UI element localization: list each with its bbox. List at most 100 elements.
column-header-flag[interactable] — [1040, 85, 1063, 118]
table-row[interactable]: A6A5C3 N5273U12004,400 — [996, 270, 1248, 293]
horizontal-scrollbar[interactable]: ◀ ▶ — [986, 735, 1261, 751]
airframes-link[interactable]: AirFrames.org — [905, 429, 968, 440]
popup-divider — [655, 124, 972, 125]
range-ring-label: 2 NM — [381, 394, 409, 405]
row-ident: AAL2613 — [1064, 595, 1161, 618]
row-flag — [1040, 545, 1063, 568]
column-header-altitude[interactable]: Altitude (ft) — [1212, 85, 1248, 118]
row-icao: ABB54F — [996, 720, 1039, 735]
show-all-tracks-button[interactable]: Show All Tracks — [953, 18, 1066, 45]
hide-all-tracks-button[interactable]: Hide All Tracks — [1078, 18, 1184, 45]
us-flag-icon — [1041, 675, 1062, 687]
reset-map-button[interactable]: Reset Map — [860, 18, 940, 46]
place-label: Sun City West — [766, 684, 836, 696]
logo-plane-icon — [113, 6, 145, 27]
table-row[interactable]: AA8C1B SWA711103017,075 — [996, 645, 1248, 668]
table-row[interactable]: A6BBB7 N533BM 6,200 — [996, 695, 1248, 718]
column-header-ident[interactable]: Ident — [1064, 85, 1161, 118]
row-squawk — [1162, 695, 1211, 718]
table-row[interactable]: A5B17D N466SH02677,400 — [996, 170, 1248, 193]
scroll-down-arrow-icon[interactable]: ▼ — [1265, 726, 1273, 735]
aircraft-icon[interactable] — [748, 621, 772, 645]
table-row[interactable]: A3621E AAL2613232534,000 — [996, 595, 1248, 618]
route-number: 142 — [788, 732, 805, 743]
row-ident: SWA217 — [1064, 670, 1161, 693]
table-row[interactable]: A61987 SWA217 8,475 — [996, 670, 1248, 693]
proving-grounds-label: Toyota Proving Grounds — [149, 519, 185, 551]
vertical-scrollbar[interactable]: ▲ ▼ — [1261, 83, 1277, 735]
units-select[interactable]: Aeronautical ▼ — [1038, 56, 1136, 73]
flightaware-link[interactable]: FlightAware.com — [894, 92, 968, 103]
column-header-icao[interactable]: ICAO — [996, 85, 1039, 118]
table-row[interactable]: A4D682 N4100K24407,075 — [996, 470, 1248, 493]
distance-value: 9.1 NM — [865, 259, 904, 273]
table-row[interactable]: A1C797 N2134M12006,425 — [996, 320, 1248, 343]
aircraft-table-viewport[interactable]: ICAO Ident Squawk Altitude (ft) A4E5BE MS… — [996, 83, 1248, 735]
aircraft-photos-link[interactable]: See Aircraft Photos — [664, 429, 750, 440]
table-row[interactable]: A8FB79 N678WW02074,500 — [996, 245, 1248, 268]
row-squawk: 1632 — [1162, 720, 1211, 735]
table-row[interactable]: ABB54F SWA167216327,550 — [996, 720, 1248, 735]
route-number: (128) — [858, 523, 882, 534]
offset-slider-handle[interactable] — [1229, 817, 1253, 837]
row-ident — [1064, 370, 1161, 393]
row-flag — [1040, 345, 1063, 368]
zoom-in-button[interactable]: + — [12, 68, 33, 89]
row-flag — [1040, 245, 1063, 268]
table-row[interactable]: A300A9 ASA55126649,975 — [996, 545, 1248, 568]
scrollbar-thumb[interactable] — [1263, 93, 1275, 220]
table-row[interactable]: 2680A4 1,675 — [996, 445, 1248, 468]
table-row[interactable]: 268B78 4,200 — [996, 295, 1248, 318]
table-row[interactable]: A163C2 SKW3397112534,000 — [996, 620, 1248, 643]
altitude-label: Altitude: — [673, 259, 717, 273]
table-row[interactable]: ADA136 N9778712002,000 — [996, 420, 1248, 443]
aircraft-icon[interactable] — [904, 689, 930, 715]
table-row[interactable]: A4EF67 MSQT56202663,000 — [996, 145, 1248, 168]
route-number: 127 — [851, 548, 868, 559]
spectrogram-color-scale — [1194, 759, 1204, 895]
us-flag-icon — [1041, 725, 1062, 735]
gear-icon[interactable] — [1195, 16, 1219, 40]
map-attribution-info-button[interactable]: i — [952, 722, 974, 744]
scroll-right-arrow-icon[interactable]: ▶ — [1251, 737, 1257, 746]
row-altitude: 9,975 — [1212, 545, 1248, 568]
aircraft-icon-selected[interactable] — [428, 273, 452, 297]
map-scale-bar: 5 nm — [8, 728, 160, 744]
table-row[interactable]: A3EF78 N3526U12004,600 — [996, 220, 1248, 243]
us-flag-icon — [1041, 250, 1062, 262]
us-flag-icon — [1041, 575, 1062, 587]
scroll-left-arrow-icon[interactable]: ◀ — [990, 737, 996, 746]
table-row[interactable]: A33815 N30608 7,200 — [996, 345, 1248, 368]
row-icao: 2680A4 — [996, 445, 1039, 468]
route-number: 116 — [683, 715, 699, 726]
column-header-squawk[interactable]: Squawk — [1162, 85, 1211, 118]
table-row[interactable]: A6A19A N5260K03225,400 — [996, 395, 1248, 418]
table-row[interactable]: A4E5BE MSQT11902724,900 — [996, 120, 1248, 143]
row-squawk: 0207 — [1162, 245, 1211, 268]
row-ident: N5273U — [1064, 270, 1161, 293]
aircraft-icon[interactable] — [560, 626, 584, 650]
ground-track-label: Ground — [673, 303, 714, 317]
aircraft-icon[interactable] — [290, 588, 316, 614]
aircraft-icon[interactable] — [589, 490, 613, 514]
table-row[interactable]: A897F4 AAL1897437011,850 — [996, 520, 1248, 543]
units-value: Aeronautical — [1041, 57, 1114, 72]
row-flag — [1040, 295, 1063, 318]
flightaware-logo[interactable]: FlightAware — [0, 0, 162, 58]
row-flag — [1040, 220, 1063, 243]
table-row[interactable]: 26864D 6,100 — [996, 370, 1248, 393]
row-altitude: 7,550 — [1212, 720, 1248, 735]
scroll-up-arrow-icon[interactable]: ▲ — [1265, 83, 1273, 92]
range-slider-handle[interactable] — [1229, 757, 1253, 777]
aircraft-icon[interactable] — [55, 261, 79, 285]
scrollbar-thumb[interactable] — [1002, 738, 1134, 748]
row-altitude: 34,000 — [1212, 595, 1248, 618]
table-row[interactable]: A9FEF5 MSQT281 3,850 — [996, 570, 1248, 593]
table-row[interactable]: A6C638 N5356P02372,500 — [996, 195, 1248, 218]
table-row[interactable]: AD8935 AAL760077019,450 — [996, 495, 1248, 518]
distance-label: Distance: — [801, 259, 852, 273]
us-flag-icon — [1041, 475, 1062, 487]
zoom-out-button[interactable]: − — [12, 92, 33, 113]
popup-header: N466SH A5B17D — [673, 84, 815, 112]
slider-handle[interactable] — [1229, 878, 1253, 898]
....
◆ **What this task involves**:
Transcribe word for word everything in the records from the first line down to the line that contains "column-header-icao[interactable]: ICAO —", with both of those lines included.

◆ **Final answer**:
UI element localization: list each with its bbox. List at most 100 elements.
column-header-flag[interactable] — [1040, 85, 1063, 118]
table-row[interactable]: A6A5C3 N5273U12004,400 — [996, 270, 1248, 293]
horizontal-scrollbar[interactable]: ◀ ▶ — [986, 735, 1261, 751]
airframes-link[interactable]: AirFrames.org — [905, 429, 968, 440]
popup-divider — [655, 124, 972, 125]
range-ring-label: 2 NM — [381, 394, 409, 405]
row-ident: AAL2613 — [1064, 595, 1161, 618]
row-flag — [1040, 545, 1063, 568]
column-header-altitude[interactable]: Altitude (ft) — [1212, 85, 1248, 118]
row-icao: ABB54F — [996, 720, 1039, 735]
show-all-tracks-button[interactable]: Show All Tracks — [953, 18, 1066, 45]
hide-all-tracks-button[interactable]: Hide All Tracks — [1078, 18, 1184, 45]
us-flag-icon — [1041, 675, 1062, 687]
reset-map-button[interactable]: Reset Map — [860, 18, 940, 46]
place-label: Sun City West — [766, 684, 836, 696]
logo-plane-icon — [113, 6, 145, 27]
table-row[interactable]: AA8C1B SWA711103017,075 — [996, 645, 1248, 668]
table-row[interactable]: A6BBB7 N533BM 6,200 — [996, 695, 1248, 718]
column-header-ident[interactable]: Ident — [1064, 85, 1161, 118]
row-squawk — [1162, 695, 1211, 718]
table-row[interactable]: A5B17D N466SH02677,400 — [996, 170, 1248, 193]
scroll-down-arrow-icon[interactable]: ▼ — [1265, 726, 1273, 735]
aircraft-icon[interactable] — [748, 621, 772, 645]
table-row[interactable]: A3621E AAL2613232534,000 — [996, 595, 1248, 618]
route-number: 142 — [788, 732, 805, 743]
row-ident: SWA217 — [1064, 670, 1161, 693]
table-row[interactable]: A61987 SWA217 8,475 — [996, 670, 1248, 693]
proving-grounds-label: Toyota Proving Grounds — [149, 519, 185, 551]
vertical-scrollbar[interactable]: ▲ ▼ — [1261, 83, 1277, 735]
units-select[interactable]: Aeronautical ▼ — [1038, 56, 1136, 73]
flightaware-link[interactable]: FlightAware.com — [894, 92, 968, 103]
column-header-icao[interactable]: ICAO — [996, 85, 1039, 118]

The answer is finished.